__SHORT TASK__: Each record below should appear again exactly as written.

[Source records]
** Start **
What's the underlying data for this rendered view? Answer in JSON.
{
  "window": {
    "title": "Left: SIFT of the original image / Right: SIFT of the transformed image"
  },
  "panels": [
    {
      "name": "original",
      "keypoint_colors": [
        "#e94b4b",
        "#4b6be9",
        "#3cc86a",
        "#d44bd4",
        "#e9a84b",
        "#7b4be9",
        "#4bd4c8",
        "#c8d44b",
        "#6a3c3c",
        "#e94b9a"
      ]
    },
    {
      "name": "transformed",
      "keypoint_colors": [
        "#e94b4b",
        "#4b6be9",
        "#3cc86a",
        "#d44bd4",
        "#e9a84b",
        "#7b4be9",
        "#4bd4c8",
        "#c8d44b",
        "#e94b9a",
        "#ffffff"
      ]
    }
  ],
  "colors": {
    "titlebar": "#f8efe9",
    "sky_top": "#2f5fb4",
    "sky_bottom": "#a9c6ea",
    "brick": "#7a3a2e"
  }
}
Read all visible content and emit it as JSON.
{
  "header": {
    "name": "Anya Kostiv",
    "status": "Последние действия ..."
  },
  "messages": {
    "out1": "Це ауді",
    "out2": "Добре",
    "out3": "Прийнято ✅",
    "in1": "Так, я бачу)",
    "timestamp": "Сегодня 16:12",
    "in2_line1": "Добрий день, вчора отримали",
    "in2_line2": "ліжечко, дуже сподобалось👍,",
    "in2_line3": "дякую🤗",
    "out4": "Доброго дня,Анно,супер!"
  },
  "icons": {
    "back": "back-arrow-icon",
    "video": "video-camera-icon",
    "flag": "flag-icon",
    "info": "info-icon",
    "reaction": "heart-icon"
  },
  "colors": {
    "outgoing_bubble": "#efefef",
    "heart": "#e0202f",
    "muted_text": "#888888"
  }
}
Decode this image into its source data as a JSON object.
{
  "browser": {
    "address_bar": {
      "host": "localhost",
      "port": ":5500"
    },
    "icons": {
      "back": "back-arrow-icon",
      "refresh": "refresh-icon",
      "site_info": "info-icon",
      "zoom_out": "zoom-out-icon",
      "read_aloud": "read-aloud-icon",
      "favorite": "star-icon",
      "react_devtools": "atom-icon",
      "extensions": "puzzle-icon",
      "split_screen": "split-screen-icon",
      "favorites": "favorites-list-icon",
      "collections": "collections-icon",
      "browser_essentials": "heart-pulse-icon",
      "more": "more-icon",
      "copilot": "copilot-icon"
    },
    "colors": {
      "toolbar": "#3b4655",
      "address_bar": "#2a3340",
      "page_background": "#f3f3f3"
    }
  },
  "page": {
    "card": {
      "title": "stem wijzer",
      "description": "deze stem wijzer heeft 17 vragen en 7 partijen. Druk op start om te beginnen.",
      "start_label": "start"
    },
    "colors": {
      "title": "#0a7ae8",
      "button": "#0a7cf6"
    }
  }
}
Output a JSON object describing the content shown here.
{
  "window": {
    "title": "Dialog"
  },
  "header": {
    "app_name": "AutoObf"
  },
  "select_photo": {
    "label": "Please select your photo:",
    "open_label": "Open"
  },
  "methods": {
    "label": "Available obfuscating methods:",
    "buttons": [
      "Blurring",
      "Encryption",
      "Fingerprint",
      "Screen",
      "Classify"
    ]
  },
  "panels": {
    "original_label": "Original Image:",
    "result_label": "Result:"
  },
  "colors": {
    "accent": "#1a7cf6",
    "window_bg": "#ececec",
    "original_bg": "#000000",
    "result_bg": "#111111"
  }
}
** End **
__ANSWER__:
What's the underlying data for this rendered view? Answer in JSON.
{
  "window": {
    "title": "Left: SIFT of the original image / Right: SIFT of the transformed image"
  },
  "panels": [
    {
      "name": "original",
      "keypoint_colors": [
        "#e94b4b",
        "#4b6be9",
        "#3cc86a",
        "#d44bd4",
        "#e9a84b",
        "#7b4be9",
        "#4bd4c8",
        "#c8d44b",
        "#6a3c3c",
        "#e94b9a"
      ]
    },
    {
      "name": "transformed",
      "keypoint_colors": [
        "#e94b4b",
        "#4b6be9",
        "#3cc86a",
        "#d44bd4",
        "#e9a84b",
        "#7b4be9",
        "#4bd4c8",
        "#c8d44b",
        "#e94b9a",
        "#ffffff"
      ]
    }
  ],
  "colors": {
    "titlebar": "#f8efe9",
    "sky_top": "#2f5fb4",
    "sky_bottom": "#a9c6ea",
    "brick": "#7a3a2e"
  }
}
Read all visible content and emit it as JSON.
{
  "header": {
    "name": "Anya Kostiv",
    "status": "Последние действия ..."
  },
  "messages": {
    "out1": "Це ауді",
    "out2": "Добре",
    "out3": "Прийнято ✅",
    "in1": "Так, я бачу)",
    "timestamp": "Сегодня 16:12",
    "in2_line1": "Добрий день, вчора отримали",
    "in2_line2": "ліжечко, дуже сподобалось👍,",
    "in2_line3": "дякую🤗",
    "out4": "Доброго дня,Анно,супер!"
  },
  "icons": {
    "back": "back-arrow-icon",
    "video": "video-camera-icon",
    "flag": "flag-icon",
    "info": "info-icon",
    "reaction": "heart-icon"
  },
  "colors": {
    "outgoing_bubble": "#efefef",
    "heart": "#e0202f",
    "muted_text": "#888888"
  }
}
Decode this image into its source data as a JSON object.
{
  "browser": {
    "address_bar": {
      "host": "localhost",
      "port": ":5500"
    },
    "icons": {
      "back": "back-arrow-icon",
      "refresh": "refresh-icon",
      "site_info": "info-icon",
      "zoom_out": "zoom-out-icon",
      "read_aloud": "read-aloud-icon",
      "favorite": "star-icon",
      "react_devtools": "atom-icon",
      "extensions": "puzzle-icon",
      "split_screen": "split-screen-icon",
      "favorites": "favorites-list-icon",
      "collections": "collections-icon",
      "browser_essentials": "heart-pulse-icon",
      "more": "more-icon",
      "copilot": "copilot-icon"
    },
    "colors": {
      "toolbar": "#3b4655",
      "address_bar": "#2a3340",
      "page_background": "#f3f3f3"
    }
  },
  "page": {
    "card": {
      "title": "stem wijzer",
      "description": "deze stem wijzer heeft 17 vragen en 7 partijen. Druk op start om te beginnen.",
      "start_label": "start"
    },
    "colors": {
      "title": "#0a7ae8",
      "button": "#0a7cf6"
    }
  }
}
Output a JSON object describing the content shown here.
{
  "window": {
    "title": "Dialog"
  },
  "header": {
    "app_name": "AutoObf"
  },
  "select_photo": {
    "label": "Please select your photo:",
    "open_label": "Open"
  },
  "methods": {
    "label": "Available obfuscating methods:",
    "buttons": [
      "Blurring",
      "Encryption",
      "Fingerprint",
      "Screen",
      "Classify"
    ]
  },
  "panels": {
    "original_label": "Original Image:",
    "result_label": "Result:"
  },
  "colors": {
    "accent": "#1a7cf6",
    "window_bg": "#ececec",
    "original_bg": "#000000",
    "result_bg": "#111111"
  }
}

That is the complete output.